> _Instruction_:
Wherever the string "Avon" appears in a line, extract that line.

— START Dataset excerpts —

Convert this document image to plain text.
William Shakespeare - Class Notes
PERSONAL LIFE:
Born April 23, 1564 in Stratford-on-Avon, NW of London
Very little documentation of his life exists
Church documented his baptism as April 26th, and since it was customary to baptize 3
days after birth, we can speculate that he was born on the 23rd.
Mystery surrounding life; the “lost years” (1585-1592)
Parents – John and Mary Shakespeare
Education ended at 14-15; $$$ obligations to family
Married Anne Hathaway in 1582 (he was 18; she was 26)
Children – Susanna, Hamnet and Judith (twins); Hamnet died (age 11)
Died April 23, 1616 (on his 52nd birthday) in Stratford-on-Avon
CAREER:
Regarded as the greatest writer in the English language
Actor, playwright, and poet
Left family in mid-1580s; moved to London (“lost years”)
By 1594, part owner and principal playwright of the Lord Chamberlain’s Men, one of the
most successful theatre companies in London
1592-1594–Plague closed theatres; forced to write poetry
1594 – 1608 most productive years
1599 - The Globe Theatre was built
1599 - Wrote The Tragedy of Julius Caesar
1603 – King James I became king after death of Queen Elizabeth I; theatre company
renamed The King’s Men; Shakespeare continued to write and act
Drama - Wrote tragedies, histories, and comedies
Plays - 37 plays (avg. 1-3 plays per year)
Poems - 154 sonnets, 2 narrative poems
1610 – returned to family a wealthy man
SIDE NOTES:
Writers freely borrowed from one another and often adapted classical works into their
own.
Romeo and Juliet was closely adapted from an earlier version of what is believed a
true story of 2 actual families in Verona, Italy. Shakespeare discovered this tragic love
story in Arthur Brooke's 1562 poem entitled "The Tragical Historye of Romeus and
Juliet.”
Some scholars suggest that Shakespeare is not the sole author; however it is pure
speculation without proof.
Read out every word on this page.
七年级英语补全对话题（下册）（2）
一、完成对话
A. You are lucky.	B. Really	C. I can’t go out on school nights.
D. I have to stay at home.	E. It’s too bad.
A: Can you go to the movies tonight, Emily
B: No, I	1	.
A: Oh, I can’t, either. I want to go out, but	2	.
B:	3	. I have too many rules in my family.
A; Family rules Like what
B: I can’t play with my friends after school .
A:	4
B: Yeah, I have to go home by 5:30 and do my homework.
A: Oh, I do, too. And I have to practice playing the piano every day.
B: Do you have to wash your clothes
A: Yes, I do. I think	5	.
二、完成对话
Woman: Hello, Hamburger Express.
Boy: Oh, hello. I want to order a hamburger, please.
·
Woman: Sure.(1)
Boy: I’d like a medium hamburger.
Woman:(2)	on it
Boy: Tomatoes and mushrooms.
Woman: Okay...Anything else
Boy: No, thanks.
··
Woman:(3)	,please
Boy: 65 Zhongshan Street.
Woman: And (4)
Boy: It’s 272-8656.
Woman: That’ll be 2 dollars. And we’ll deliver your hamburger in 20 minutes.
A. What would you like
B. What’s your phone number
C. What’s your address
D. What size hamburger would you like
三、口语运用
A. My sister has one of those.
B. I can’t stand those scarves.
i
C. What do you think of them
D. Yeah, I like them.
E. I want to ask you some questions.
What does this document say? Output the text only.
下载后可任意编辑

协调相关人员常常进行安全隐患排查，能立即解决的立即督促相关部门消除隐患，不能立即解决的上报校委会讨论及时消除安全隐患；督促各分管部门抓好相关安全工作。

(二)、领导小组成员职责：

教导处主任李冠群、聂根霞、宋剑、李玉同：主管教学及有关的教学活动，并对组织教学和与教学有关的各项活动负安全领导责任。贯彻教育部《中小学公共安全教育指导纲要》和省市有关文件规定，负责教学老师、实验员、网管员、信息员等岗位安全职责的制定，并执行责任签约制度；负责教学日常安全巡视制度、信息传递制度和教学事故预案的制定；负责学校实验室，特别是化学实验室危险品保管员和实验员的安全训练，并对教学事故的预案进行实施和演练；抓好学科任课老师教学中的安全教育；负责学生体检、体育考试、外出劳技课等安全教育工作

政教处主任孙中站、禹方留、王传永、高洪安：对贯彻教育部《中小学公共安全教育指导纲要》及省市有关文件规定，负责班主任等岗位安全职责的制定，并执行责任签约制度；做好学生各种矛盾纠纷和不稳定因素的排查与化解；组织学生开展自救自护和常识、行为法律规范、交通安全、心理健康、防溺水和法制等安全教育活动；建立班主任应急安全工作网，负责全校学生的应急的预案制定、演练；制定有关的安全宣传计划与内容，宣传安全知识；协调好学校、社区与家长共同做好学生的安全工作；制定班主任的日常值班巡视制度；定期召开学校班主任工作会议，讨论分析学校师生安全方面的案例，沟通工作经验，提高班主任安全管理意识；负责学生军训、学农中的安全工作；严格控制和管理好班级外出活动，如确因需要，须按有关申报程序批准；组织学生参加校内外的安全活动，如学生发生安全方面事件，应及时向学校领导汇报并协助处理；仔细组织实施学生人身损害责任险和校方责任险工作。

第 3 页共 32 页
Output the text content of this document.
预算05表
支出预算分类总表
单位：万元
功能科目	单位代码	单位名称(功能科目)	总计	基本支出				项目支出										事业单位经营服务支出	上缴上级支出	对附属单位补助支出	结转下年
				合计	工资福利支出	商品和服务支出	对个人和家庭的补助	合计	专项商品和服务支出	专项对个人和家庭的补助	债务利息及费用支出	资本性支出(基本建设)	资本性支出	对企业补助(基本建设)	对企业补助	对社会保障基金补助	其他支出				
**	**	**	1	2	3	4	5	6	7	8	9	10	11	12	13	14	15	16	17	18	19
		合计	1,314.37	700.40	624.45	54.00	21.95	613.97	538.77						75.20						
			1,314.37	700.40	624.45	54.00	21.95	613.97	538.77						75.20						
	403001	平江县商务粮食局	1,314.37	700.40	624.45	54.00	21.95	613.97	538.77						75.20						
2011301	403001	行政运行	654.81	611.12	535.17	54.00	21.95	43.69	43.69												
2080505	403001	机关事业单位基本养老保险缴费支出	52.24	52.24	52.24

— END Dataset excerpts —

> _Reply to the exercise_:
Born April 23, 1564 in Stratford-on-Avon, NW of London
Died April 23, 1616 (on his 52nd birthday) in Stratford-on-Avon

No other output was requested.